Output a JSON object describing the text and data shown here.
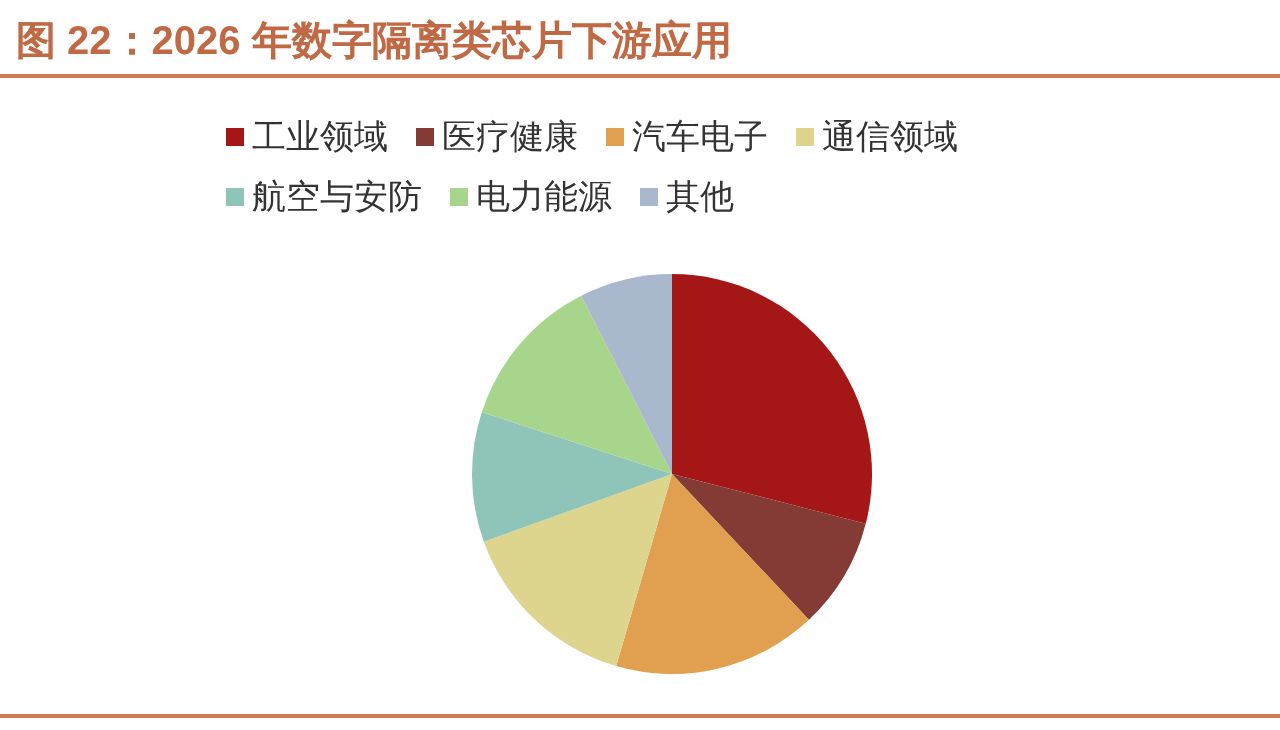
{
  "chart_data": {
    "type": "pie",
    "title": "图 22：2026 年数字隔离类芯片下游应用",
    "categories": [
      "工业领域",
      "医疗健康",
      "汽车电子",
      "通信领域",
      "航空与安防",
      "电力能源",
      "其他"
    ],
    "values": [
      29,
      9,
      16.5,
      15,
      10.5,
      12.5,
      7.5
    ],
    "colors": [
      "#a51616",
      "#843a35",
      "#e0a050",
      "#ddd48e",
      "#8ec5b8",
      "#a8d58c",
      "#a9b8cc"
    ],
    "legend": "top"
  }
}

• _The problem_
Reproduce the entries above word for word. Pictures stay out.

• _Solved problem_
Output a JSON object describing the text and data shown here.
{
  "chart_data": {
    "type": "pie",
    "title": "图 22：2026 年数字隔离类芯片下游应用",
    "categories": [
      "工业领域",
      "医疗健康",
      "汽车电子",
      "通信领域",
      "航空与安防",
      "电力能源",
      "其他"
    ],
    "values": [
      29,
      9,
      16.5,
      15,
      10.5,
      12.5,
      7.5
    ],
    "colors": [
      "#a51616",
      "#843a35",
      "#e0a050",
      "#ddd48e",
      "#8ec5b8",
      "#a8d58c",
      "#a9b8cc"
    ],
    "legend": "top"
  }
}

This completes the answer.